--- Data for this task ---
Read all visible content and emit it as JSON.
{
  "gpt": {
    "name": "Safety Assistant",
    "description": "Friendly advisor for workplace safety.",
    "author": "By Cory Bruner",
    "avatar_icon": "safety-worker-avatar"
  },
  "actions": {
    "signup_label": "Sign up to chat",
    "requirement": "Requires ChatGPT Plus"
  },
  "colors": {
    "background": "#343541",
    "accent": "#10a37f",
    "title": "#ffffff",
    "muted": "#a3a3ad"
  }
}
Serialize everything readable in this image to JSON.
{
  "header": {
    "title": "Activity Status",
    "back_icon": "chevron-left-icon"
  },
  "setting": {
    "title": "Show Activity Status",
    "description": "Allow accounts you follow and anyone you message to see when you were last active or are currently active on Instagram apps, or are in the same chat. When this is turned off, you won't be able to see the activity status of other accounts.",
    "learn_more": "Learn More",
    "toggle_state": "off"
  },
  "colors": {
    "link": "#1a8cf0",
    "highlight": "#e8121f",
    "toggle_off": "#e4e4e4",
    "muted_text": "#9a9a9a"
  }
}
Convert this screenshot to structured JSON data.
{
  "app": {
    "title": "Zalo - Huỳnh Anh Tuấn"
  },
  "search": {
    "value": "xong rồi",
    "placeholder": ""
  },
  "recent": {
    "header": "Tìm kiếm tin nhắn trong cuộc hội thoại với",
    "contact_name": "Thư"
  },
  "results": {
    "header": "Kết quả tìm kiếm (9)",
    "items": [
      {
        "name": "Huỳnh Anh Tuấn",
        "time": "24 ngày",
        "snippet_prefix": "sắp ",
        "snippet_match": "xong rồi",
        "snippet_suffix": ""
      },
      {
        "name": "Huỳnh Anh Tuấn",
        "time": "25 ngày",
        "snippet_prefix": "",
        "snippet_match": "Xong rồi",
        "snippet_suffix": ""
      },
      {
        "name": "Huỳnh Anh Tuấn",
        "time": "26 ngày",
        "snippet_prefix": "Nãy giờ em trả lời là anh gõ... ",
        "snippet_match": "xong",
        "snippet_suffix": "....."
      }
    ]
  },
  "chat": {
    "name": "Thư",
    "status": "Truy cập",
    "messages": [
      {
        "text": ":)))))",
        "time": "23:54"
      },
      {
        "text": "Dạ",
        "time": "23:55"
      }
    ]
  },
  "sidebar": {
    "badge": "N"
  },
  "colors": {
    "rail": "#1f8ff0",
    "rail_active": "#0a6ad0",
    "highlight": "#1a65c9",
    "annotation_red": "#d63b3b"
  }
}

--- Goal of the exercise ---
From the listing above, extract all records word for word.

--- Result for this task ---
Read all visible content and emit it as JSON.
{
  "gpt": {
    "name": "Safety Assistant",
    "description": "Friendly advisor for workplace safety.",
    "author": "By Cory Bruner",
    "avatar_icon": "safety-worker-avatar"
  },
  "actions": {
    "signup_label": "Sign up to chat",
    "requirement": "Requires ChatGPT Plus"
  },
  "colors": {
    "background": "#343541",
    "accent": "#10a37f",
    "title": "#ffffff",
    "muted": "#a3a3ad"
  }
}
Serialize everything readable in this image to JSON.
{
  "header": {
    "title": "Activity Status",
    "back_icon": "chevron-left-icon"
  },
  "setting": {
    "title": "Show Activity Status",
    "description": "Allow accounts you follow and anyone you message to see when you were last active or are currently active on Instagram apps, or are in the same chat. When this is turned off, you won't be able to see the activity status of other accounts.",
    "learn_more": "Learn More",
    "toggle_state": "off"
  },
  "colors": {
    "link": "#1a8cf0",
    "highlight": "#e8121f",
    "toggle_off": "#e4e4e4",
    "muted_text": "#9a9a9a"
  }
}
Convert this screenshot to structured JSON data.
{
  "app": {
    "title": "Zalo - Huỳnh Anh Tuấn"
  },
  "search": {
    "value": "xong rồi",
    "placeholder": ""
  },
  "recent": {
    "header": "Tìm kiếm tin nhắn trong cuộc hội thoại với",
    "contact_name": "Thư"
  },
  "results": {
    "header": "Kết quả tìm kiếm (9)",
    "items": [
      {
        "name": "Huỳnh Anh Tuấn",
        "time": "24 ngày",
        "snippet_prefix": "sắp ",
        "snippet_match": "xong rồi",
        "snippet_suffix": ""
      },
      {
        "name": "Huỳnh Anh Tuấn",
        "time": "25 ngày",
        "snippet_prefix": "",
        "snippet_match": "Xong rồi",
        "snippet_suffix": ""
      },
      {
        "name": "Huỳnh Anh Tuấn",
        "time": "26 ngày",
        "snippet_prefix": "Nãy giờ em trả lời là anh gõ... ",
        "snippet_match": "xong",
        "snippet_suffix": "....."
      }
    ]
  },
  "chat": {
    "name": "Thư",
    "status": "Truy cập",
    "messages": [
      {
        "text": ":)))))",
        "time": "23:54"
      },
      {
        "text": "Dạ",
        "time": "23:55"
      }
    ]
  },
  "sidebar": {
    "badge": "N"
  },
  "colors": {
    "rail": "#1f8ff0",
    "rail_active": "#0a6ad0",
    "highlight": "#1a65c9",
    "annotation_red": "#d63b3b"
  }
}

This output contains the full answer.